*Available records*.
++++++++++++++++++++
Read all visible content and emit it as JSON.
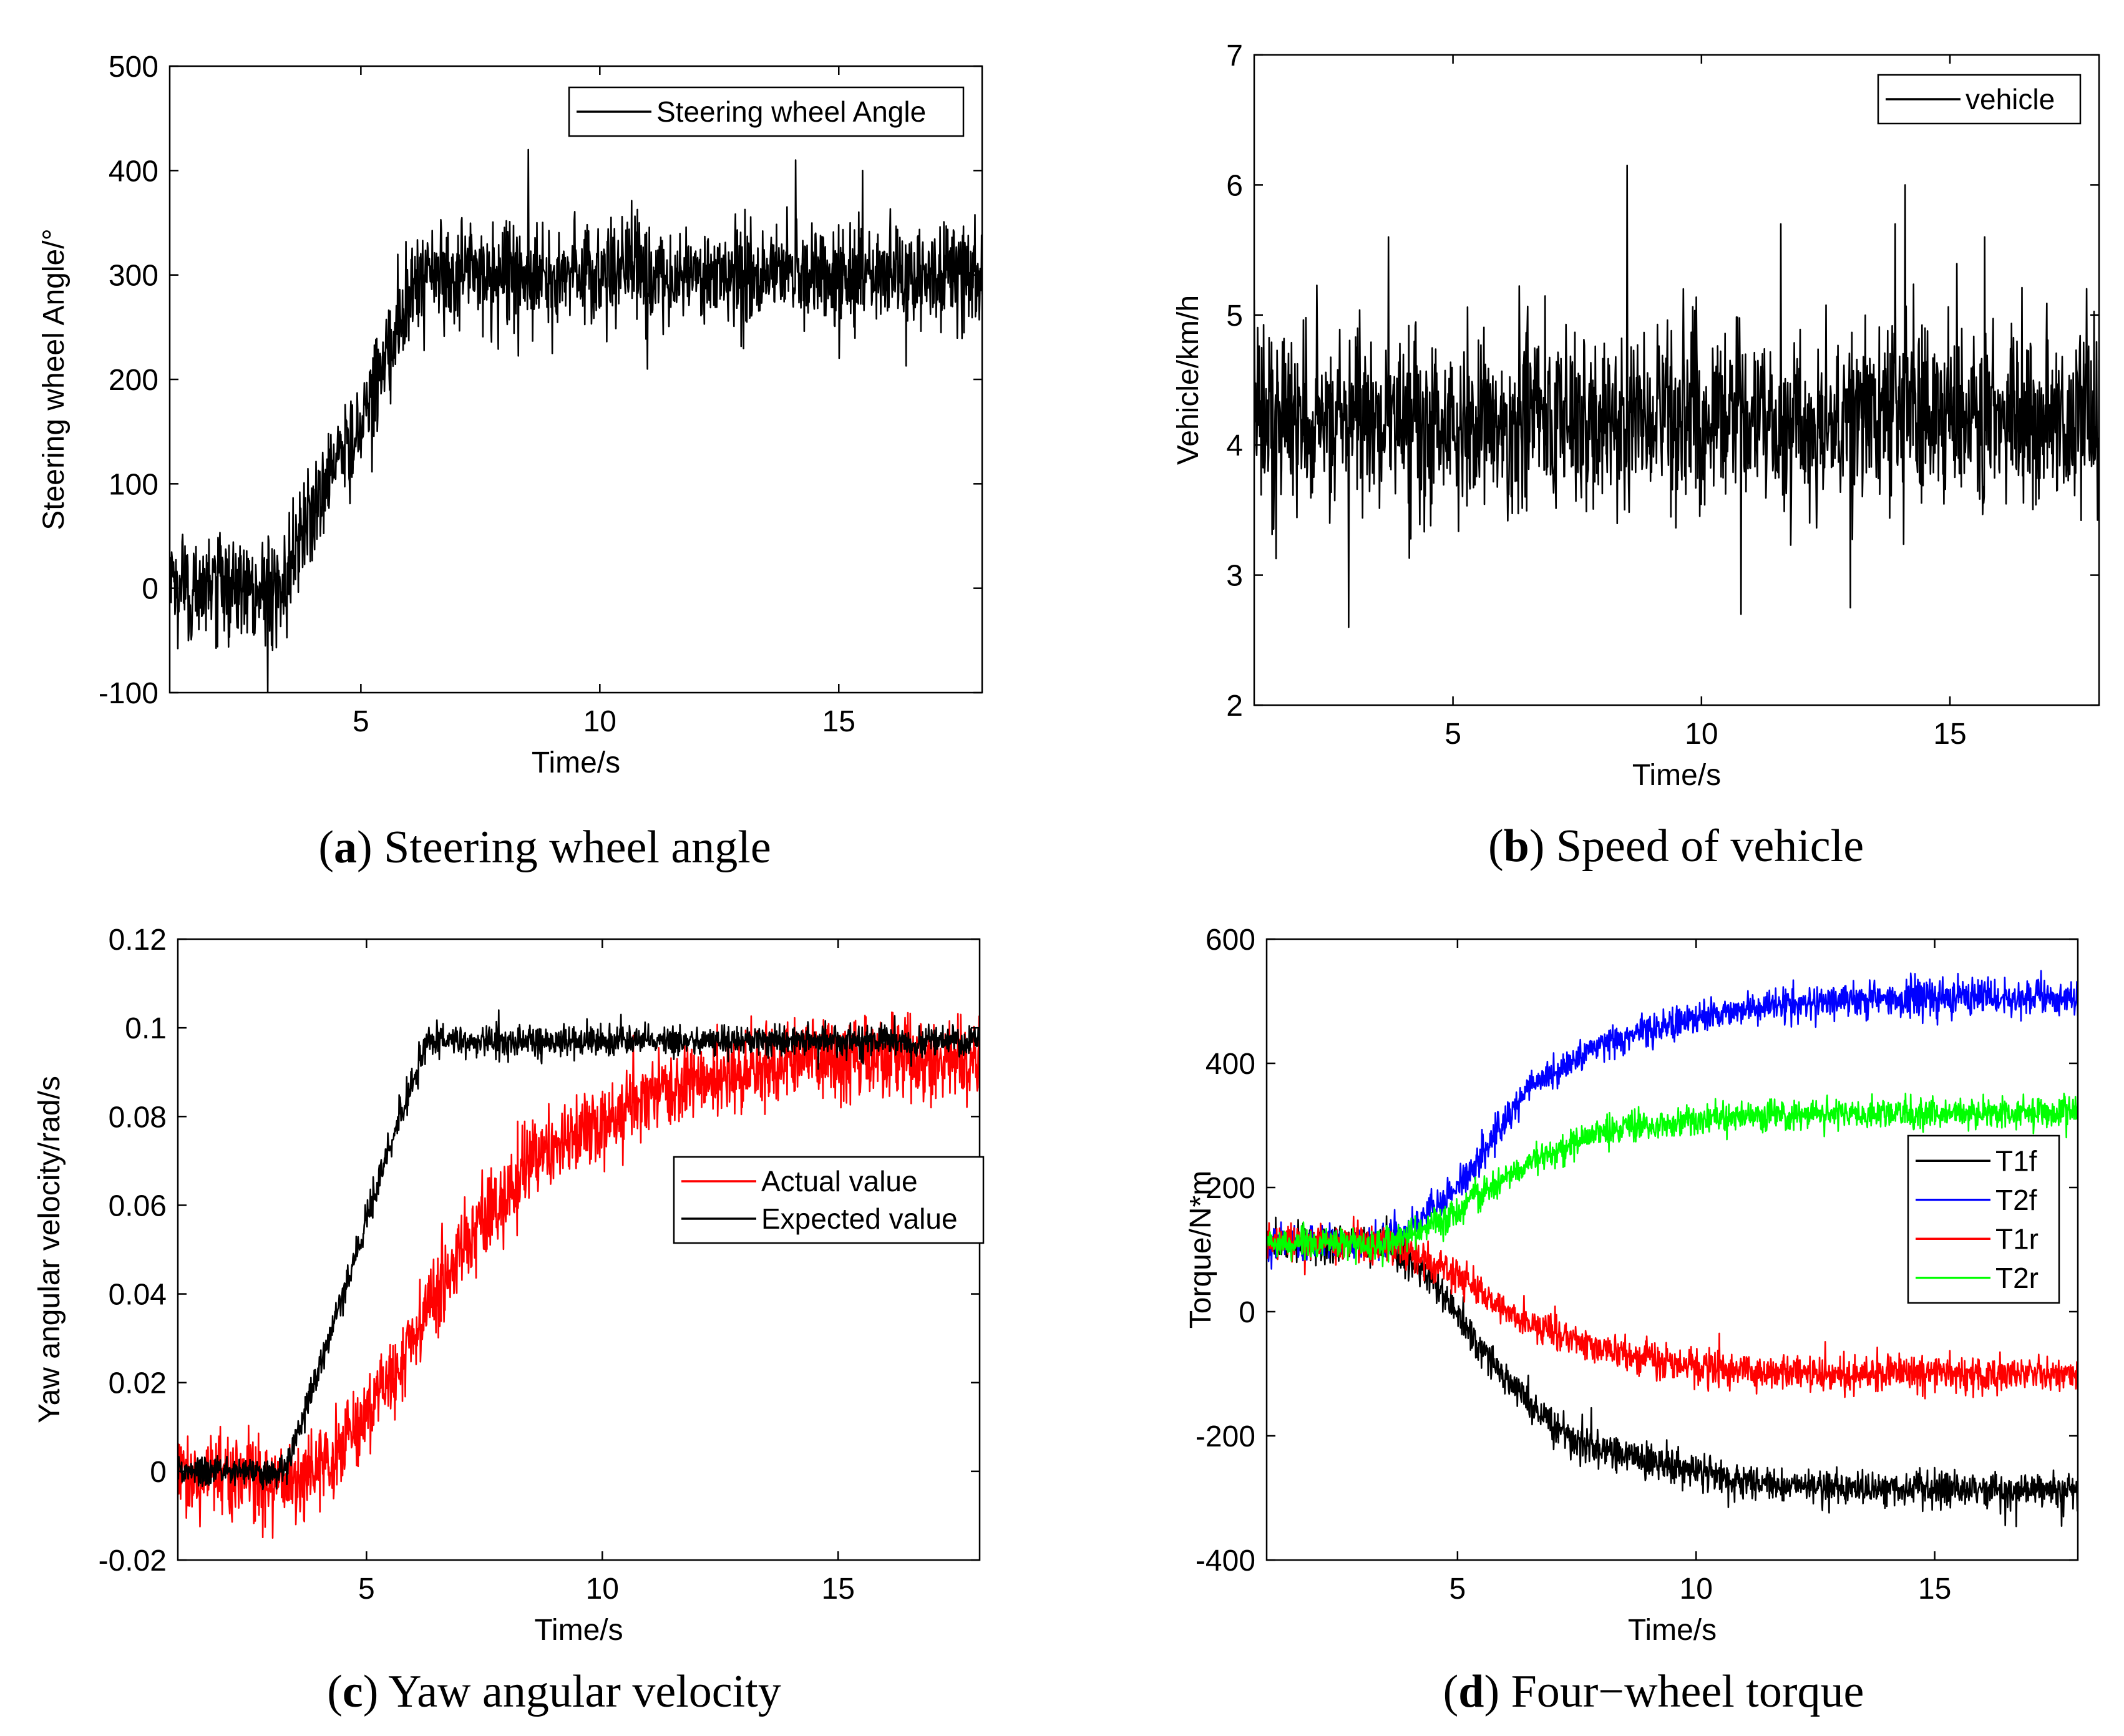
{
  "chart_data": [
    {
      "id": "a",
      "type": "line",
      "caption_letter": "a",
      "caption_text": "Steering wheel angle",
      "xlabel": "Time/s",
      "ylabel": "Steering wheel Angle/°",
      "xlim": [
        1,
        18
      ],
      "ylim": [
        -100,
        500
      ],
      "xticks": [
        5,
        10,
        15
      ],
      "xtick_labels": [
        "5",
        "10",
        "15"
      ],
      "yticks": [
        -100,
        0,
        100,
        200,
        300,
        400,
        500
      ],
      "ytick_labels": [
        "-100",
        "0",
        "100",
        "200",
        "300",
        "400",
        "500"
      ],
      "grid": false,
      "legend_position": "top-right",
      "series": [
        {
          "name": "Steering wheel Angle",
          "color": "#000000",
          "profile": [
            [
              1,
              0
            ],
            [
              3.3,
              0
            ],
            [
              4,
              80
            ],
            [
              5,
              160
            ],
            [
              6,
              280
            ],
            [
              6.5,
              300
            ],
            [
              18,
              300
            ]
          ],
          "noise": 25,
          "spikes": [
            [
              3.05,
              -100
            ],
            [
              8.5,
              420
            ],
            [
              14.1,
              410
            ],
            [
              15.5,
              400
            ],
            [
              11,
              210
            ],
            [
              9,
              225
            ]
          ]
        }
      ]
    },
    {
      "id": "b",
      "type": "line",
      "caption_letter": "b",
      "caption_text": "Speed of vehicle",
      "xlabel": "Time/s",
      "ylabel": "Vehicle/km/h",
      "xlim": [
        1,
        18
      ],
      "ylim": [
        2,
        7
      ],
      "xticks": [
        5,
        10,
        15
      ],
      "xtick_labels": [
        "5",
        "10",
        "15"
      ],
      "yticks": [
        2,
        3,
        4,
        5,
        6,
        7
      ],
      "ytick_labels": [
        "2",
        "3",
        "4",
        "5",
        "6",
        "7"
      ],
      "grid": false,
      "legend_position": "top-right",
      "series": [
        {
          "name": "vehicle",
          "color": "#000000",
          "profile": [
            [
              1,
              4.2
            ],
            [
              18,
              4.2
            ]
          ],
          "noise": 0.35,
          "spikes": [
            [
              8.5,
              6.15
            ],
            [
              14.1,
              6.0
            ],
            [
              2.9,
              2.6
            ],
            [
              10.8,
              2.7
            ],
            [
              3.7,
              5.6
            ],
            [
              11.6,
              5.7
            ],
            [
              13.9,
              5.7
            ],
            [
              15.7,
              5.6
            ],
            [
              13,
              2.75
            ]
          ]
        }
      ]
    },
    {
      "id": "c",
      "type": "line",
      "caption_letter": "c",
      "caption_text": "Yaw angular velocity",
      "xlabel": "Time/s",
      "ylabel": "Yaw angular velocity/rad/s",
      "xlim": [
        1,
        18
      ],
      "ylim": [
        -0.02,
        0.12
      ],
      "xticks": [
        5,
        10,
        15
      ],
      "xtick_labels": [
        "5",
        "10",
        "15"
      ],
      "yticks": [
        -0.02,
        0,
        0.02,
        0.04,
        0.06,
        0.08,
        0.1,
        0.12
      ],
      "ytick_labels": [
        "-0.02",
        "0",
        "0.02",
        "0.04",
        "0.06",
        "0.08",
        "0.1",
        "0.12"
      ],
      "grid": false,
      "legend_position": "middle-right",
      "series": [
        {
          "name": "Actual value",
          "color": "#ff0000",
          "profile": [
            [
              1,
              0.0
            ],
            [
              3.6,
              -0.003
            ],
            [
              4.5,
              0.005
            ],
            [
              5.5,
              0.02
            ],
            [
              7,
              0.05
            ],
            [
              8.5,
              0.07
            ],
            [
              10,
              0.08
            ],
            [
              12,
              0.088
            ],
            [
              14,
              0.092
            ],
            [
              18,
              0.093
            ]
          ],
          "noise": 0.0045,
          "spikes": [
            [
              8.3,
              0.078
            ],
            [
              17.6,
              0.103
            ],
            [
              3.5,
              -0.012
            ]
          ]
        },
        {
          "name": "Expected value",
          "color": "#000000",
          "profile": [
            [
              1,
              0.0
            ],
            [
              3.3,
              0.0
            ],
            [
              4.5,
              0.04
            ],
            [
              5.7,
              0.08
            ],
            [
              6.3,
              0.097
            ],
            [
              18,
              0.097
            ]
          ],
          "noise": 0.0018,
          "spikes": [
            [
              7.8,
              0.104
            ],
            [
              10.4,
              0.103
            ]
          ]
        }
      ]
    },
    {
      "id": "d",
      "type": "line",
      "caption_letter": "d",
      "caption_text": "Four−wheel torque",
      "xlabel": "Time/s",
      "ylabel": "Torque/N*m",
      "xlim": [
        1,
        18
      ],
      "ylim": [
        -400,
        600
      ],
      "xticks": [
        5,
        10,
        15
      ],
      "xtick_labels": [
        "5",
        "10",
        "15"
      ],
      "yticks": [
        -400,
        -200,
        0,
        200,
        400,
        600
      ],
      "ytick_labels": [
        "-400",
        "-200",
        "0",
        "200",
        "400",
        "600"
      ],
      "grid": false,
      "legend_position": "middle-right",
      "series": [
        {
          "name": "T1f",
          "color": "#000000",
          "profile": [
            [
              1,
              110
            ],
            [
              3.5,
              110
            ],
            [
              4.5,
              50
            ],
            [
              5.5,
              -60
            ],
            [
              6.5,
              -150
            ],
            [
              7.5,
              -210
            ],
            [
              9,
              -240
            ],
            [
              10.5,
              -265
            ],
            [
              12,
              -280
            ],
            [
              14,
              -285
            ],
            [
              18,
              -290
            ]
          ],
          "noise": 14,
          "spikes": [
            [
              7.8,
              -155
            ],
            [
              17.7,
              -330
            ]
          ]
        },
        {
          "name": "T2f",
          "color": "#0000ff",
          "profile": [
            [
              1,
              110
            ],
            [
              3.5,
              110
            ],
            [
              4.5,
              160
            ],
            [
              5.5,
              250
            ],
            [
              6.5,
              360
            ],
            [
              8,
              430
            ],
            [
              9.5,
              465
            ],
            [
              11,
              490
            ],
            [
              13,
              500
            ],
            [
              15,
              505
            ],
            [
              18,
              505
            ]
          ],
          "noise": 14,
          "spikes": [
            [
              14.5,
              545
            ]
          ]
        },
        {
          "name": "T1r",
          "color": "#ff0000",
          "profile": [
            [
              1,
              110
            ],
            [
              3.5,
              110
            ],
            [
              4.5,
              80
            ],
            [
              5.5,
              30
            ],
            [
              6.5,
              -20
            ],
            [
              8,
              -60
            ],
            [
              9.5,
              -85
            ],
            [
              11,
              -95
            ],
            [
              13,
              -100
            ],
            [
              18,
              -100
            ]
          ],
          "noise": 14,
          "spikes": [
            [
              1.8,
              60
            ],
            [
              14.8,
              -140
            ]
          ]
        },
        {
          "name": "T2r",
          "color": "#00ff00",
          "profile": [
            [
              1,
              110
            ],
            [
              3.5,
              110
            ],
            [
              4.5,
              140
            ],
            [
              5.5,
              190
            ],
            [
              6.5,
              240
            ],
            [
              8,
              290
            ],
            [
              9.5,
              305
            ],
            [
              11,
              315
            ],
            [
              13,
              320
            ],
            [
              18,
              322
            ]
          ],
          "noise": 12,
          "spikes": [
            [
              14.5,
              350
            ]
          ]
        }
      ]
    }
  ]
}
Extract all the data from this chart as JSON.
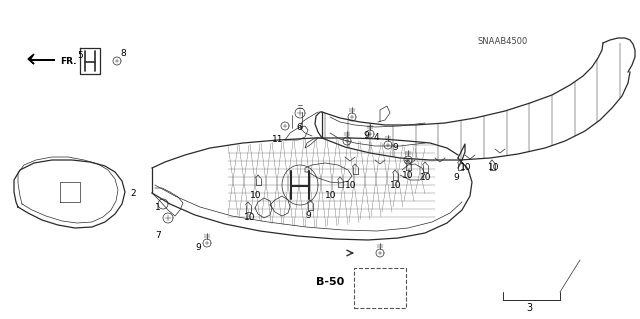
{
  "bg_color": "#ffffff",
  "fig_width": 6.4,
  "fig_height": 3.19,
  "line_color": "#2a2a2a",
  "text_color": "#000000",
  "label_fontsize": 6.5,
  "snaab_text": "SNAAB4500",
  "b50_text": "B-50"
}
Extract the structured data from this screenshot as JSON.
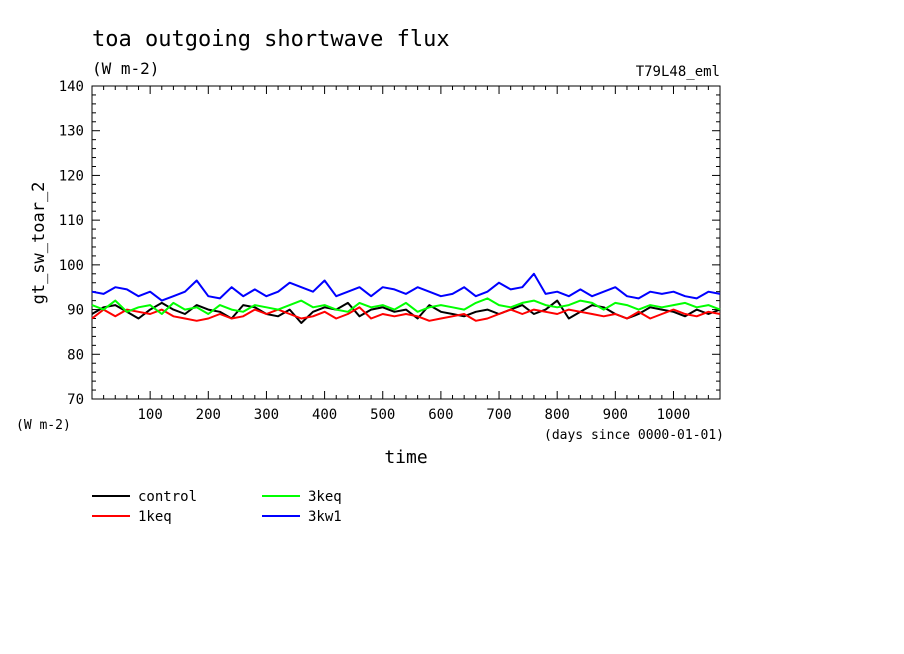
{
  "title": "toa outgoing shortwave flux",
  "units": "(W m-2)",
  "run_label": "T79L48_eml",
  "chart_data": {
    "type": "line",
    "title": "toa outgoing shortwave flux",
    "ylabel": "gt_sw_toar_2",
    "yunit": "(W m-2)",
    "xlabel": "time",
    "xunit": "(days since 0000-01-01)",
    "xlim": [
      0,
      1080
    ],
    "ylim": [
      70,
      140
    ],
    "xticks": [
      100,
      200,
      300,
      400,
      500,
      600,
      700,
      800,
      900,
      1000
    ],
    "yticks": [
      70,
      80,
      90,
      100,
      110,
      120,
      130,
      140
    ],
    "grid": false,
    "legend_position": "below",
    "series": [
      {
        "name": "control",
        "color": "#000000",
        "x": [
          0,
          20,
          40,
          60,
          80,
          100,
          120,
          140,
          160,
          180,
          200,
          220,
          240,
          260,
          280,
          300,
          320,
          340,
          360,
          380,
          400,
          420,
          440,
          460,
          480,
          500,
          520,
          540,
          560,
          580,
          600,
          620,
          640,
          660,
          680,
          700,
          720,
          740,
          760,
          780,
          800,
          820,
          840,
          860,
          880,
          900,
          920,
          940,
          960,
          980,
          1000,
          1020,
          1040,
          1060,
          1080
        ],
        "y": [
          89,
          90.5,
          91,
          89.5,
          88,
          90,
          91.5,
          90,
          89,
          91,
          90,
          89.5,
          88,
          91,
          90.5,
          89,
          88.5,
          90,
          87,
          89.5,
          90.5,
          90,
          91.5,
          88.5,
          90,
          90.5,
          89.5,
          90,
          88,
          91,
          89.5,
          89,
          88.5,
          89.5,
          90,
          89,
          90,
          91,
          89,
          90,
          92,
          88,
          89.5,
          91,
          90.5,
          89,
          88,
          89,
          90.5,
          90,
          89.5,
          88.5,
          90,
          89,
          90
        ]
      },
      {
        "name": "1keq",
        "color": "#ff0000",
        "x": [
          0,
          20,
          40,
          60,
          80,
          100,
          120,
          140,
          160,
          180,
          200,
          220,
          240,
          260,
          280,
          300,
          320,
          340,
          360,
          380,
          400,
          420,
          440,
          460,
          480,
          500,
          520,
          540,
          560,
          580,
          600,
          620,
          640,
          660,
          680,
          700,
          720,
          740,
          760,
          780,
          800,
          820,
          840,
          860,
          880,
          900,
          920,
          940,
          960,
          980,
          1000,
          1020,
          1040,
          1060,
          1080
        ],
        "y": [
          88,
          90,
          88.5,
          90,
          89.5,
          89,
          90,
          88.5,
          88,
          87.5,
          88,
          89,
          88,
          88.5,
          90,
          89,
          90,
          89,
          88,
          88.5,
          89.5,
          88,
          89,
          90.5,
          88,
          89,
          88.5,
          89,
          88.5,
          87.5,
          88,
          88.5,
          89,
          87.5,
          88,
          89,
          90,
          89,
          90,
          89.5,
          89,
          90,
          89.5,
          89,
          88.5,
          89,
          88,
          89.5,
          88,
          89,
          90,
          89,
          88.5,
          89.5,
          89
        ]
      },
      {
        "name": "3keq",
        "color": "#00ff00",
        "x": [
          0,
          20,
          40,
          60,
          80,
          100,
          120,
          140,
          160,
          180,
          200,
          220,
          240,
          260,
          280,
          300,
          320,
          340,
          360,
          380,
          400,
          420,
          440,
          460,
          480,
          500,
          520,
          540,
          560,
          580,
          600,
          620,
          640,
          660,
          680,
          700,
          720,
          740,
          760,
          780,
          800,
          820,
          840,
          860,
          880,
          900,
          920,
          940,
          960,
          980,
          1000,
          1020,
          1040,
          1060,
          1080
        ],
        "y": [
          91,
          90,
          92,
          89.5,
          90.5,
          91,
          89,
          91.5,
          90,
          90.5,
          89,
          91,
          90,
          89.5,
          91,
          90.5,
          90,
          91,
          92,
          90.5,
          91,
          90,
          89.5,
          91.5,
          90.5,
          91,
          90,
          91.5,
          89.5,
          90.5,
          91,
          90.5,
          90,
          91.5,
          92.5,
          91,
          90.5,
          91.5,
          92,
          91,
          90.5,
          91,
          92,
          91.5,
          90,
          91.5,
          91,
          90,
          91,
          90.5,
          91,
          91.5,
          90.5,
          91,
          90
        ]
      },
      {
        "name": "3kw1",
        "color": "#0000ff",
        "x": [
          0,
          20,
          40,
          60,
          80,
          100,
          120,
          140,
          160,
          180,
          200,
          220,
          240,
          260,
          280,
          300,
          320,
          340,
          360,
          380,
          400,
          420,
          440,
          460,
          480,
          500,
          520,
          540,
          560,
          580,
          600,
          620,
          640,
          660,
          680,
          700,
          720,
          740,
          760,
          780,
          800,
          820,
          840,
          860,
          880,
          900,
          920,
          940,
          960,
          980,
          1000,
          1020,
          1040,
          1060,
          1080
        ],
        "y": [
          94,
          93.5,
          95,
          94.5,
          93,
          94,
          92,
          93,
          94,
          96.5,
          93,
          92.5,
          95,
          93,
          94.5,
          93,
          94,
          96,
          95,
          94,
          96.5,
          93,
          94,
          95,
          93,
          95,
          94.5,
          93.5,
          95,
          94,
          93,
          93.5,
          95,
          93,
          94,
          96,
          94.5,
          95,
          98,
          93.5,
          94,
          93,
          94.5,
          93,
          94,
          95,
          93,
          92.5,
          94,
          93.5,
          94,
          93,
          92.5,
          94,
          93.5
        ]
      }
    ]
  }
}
++++++++++++++++++++
*Your task*.
Look through the entries above and report the number of lines that contain "ylabel". Write only the number.

*The reply*.
5